Your objective ▸
Pick out each line in these entries that contains the string "count".

Given data ▸
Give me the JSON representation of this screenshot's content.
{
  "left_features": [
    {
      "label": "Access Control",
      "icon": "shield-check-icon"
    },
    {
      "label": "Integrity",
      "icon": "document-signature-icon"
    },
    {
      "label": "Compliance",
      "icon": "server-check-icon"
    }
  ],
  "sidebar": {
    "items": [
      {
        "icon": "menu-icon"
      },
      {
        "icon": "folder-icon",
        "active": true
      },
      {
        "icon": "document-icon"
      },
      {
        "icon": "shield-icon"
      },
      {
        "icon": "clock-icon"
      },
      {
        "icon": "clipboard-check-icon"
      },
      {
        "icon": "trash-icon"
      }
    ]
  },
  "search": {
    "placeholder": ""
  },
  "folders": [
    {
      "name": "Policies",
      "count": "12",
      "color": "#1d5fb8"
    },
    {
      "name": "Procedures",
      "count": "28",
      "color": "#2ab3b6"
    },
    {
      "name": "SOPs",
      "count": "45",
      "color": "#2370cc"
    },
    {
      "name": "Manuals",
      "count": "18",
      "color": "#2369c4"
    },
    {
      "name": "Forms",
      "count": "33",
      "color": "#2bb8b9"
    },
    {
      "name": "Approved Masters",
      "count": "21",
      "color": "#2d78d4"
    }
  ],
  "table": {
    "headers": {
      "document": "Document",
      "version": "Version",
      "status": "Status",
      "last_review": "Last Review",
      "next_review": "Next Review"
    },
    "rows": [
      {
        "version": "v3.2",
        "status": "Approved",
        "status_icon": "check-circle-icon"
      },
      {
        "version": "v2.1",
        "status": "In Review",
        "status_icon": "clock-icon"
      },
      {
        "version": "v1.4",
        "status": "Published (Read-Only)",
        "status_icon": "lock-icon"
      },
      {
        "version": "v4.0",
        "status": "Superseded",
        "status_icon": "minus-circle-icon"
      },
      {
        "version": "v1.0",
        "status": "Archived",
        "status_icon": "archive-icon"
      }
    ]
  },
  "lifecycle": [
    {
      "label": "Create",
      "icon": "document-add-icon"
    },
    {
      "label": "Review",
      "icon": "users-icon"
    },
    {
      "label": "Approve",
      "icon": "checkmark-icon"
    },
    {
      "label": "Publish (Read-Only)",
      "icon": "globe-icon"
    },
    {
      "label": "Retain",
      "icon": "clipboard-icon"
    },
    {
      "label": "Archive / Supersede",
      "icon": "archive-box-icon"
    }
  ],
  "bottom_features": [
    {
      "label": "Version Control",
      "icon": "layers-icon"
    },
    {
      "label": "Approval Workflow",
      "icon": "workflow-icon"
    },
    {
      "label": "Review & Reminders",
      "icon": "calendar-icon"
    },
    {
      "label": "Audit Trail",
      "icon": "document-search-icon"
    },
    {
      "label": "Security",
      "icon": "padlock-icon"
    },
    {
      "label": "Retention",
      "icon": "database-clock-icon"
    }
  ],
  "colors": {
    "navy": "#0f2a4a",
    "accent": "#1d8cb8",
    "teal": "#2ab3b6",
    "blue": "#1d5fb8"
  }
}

* * *

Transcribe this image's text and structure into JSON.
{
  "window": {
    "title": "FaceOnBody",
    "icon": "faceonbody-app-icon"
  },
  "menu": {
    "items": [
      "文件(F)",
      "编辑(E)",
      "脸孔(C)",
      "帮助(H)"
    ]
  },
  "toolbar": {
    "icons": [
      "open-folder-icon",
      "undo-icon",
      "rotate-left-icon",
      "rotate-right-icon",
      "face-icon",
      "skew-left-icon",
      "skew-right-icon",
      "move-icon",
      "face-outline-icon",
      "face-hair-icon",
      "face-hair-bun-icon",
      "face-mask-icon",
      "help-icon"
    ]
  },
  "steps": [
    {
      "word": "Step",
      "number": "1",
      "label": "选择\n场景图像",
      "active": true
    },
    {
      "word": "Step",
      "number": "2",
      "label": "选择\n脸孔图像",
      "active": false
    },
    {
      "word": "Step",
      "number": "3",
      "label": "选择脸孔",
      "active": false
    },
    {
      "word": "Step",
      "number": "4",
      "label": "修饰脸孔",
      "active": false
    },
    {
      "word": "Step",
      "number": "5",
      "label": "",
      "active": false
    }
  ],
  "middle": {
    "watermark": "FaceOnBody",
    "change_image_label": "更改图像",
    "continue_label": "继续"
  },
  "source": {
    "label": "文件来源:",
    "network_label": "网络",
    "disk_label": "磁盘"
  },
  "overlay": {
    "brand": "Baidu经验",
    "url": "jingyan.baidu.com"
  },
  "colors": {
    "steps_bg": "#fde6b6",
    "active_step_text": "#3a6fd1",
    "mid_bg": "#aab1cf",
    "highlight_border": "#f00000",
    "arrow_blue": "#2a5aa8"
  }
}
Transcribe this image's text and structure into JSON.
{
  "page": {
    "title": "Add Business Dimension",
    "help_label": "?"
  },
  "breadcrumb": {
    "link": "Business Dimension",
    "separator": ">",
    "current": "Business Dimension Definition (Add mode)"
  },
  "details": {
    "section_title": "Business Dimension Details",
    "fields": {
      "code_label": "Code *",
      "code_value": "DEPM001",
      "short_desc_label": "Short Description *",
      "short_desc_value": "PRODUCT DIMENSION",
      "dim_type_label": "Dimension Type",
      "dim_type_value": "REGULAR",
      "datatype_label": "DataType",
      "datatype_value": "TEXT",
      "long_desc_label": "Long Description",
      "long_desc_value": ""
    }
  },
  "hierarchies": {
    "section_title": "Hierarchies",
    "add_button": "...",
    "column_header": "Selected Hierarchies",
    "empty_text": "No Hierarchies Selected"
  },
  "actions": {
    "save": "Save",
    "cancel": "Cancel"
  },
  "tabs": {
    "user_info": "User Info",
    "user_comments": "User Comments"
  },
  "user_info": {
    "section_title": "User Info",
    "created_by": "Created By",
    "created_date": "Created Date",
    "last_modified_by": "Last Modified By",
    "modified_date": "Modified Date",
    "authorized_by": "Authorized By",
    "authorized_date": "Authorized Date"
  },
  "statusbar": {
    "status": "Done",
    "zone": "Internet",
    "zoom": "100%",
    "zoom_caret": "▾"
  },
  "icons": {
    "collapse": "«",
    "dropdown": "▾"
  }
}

Solution to the exercise ▸
      "count": "12",
      "count": "28",
      "count": "45",
      "count": "18",
      "count": "33",
      "count": "21",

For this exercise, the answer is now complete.